TASK TO CARRY OUT: Extract the listing in its entirety, keeping each line identical to the original.

ENTRIES SHOWN:
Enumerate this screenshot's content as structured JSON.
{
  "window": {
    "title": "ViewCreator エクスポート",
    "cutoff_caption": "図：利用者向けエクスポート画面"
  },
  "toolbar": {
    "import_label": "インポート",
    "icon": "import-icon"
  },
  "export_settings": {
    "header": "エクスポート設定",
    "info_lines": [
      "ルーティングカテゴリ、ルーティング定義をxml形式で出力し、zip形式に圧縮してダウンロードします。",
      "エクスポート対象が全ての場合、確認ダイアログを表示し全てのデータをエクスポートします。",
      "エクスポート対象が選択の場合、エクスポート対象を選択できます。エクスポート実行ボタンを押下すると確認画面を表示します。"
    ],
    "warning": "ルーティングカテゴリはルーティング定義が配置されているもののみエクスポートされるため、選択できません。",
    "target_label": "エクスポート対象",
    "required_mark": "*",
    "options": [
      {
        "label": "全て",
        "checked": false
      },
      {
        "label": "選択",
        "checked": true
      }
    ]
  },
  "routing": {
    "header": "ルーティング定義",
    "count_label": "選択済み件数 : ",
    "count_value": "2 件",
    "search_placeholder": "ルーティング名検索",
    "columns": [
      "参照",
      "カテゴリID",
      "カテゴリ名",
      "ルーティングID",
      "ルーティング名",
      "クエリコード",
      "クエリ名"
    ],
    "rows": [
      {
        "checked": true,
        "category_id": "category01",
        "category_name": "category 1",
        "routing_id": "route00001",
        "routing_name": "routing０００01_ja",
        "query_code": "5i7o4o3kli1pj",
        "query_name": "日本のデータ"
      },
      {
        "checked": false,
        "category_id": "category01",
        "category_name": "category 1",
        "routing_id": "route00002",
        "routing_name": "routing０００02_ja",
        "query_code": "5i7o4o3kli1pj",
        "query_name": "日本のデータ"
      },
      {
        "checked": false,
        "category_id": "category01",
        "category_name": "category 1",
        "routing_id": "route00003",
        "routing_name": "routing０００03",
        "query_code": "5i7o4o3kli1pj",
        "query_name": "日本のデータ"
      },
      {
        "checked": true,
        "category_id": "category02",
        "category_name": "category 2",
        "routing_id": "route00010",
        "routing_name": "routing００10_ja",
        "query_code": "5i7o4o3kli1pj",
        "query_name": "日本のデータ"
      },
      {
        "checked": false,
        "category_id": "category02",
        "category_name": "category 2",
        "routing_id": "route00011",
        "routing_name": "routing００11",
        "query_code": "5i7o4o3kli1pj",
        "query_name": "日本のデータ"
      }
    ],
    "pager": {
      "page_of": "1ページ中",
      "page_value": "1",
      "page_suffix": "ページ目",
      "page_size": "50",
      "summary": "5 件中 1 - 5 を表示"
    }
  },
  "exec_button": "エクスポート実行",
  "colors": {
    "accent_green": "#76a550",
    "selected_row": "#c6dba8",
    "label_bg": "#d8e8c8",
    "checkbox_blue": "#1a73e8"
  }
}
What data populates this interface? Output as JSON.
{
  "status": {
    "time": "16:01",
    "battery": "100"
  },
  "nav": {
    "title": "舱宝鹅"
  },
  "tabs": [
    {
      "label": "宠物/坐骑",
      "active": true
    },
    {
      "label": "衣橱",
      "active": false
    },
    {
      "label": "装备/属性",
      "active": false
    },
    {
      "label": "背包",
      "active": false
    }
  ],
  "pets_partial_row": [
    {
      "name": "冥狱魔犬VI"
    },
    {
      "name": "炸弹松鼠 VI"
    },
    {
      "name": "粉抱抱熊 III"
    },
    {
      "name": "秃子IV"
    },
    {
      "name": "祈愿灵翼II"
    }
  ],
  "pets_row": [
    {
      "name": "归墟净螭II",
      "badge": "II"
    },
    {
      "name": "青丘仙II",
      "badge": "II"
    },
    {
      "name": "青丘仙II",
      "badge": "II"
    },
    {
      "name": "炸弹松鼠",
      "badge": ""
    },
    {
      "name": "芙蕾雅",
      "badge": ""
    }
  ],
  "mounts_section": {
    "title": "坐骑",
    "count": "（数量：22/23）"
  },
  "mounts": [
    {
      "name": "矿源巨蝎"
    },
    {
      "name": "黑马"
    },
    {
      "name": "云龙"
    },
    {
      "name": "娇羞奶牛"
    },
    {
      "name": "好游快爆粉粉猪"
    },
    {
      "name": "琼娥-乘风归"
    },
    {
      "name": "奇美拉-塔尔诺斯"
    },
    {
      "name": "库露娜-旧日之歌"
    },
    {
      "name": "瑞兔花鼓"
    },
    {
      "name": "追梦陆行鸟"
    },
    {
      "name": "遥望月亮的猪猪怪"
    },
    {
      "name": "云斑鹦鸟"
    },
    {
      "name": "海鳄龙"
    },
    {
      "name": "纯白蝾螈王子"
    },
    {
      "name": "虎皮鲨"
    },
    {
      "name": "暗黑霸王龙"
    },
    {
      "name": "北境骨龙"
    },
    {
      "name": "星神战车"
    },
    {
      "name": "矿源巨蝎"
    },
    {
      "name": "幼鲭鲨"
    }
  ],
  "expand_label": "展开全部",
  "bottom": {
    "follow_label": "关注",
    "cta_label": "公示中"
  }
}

ANSWER TO THIS TASK:
Enumerate this screenshot's content as structured JSON.
{
  "window": {
    "title": "ViewCreator エクスポート",
    "cutoff_caption": "図：利用者向けエクスポート画面"
  },
  "toolbar": {
    "import_label": "インポート",
    "icon": "import-icon"
  },
  "export_settings": {
    "header": "エクスポート設定",
    "info_lines": [
      "ルーティングカテゴリ、ルーティング定義をxml形式で出力し、zip形式に圧縮してダウンロードします。",
      "エクスポート対象が全ての場合、確認ダイアログを表示し全てのデータをエクスポートします。",
      "エクスポート対象が選択の場合、エクスポート対象を選択できます。エクスポート実行ボタンを押下すると確認画面を表示します。"
    ],
    "warning": "ルーティングカテゴリはルーティング定義が配置されているもののみエクスポートされるため、選択できません。",
    "target_label": "エクスポート対象",
    "required_mark": "*",
    "options": [
      {
        "label": "全て",
        "checked": false
      },
      {
        "label": "選択",
        "checked": true
      }
    ]
  },
  "routing": {
    "header": "ルーティング定義",
    "count_label": "選択済み件数 : ",
    "count_value": "2 件",
    "search_placeholder": "ルーティング名検索",
    "columns": [
      "参照",
      "カテゴリID",
      "カテゴリ名",
      "ルーティングID",
      "ルーティング名",
      "クエリコード",
      "クエリ名"
    ],
    "rows": [
      {
        "checked": true,
        "category_id": "category01",
        "category_name": "category 1",
        "routing_id": "route00001",
        "routing_name": "routing０００01_ja",
        "query_code": "5i7o4o3kli1pj",
        "query_name": "日本のデータ"
      },
      {
        "checked": false,
        "category_id": "category01",
        "category_name": "category 1",
        "routing_id": "route00002",
        "routing_name": "routing０００02_ja",
        "query_code": "5i7o4o3kli1pj",
        "query_name": "日本のデータ"
      },
      {
        "checked": false,
        "category_id": "category01",
        "category_name": "category 1",
        "routing_id": "route00003",
        "routing_name": "routing０００03",
        "query_code": "5i7o4o3kli1pj",
        "query_name": "日本のデータ"
      },
      {
        "checked": true,
        "category_id": "category02",
        "category_name": "category 2",
        "routing_id": "route00010",
        "routing_name": "routing００10_ja",
        "query_code": "5i7o4o3kli1pj",
        "query_name": "日本のデータ"
      },
      {
        "checked": false,
        "category_id": "category02",
        "category_name": "category 2",
        "routing_id": "route00011",
        "routing_name": "routing００11",
        "query_code": "5i7o4o3kli1pj",
        "query_name": "日本のデータ"
      }
    ],
    "pager": {
      "page_of": "1ページ中",
      "page_value": "1",
      "page_suffix": "ページ目",
      "page_size": "50",
      "summary": "5 件中 1 - 5 を表示"
    }
  },
  "exec_button": "エクスポート実行",
  "colors": {
    "accent_green": "#76a550",
    "selected_row": "#c6dba8",
    "label_bg": "#d8e8c8",
    "checkbox_blue": "#1a73e8"
  }
}
What data populates this interface? Output as JSON.
{
  "status": {
    "time": "16:01",
    "battery": "100"
  },
  "nav": {
    "title": "舱宝鹅"
  },
  "tabs": [
    {
      "label": "宠物/坐骑",
      "active": true
    },
    {
      "label": "衣橱",
      "active": false
    },
    {
      "label": "装备/属性",
      "active": false
    },
    {
      "label": "背包",
      "active": false
    }
  ],
  "pets_partial_row": [
    {
      "name": "冥狱魔犬VI"
    },
    {
      "name": "炸弹松鼠 VI"
    },
    {
      "name": "粉抱抱熊 III"
    },
    {
      "name": "秃子IV"
    },
    {
      "name": "祈愿灵翼II"
    }
  ],
  "pets_row": [
    {
      "name": "归墟净螭II",
      "badge": "II"
    },
    {
      "name": "青丘仙II",
      "badge": "II"
    },
    {
      "name": "青丘仙II",
      "badge": "II"
    },
    {
      "name": "炸弹松鼠",
      "badge": ""
    },
    {
      "name": "芙蕾雅",
      "badge": ""
    }
  ],
  "mounts_section": {
    "title": "坐骑",
    "count": "（数量：22/23）"
  },
  "mounts": [
    {
      "name": "矿源巨蝎"
    },
    {
      "name": "黑马"
    },
    {
      "name": "云龙"
    },
    {
      "name": "娇羞奶牛"
    },
    {
      "name": "好游快爆粉粉猪"
    },
    {
      "name": "琼娥-乘风归"
    },
    {
      "name": "奇美拉-塔尔诺斯"
    },
    {
      "name": "库露娜-旧日之歌"
    },
    {
      "name": "瑞兔花鼓"
    },
    {
      "name": "追梦陆行鸟"
    },
    {
      "name": "遥望月亮的猪猪怪"
    },
    {
      "name": "云斑鹦鸟"
    },
    {
      "name": "海鳄龙"
    },
    {
      "name": "纯白蝾螈王子"
    },
    {
      "name": "虎皮鲨"
    },
    {
      "name": "暗黑霸王龙"
    },
    {
      "name": "北境骨龙"
    },
    {
      "name": "星神战车"
    },
    {
      "name": "矿源巨蝎"
    },
    {
      "name": "幼鲭鲨"
    }
  ],
  "expand_label": "展开全部",
  "bottom": {
    "follow_label": "关注",
    "cta_label": "公示中"
  }
}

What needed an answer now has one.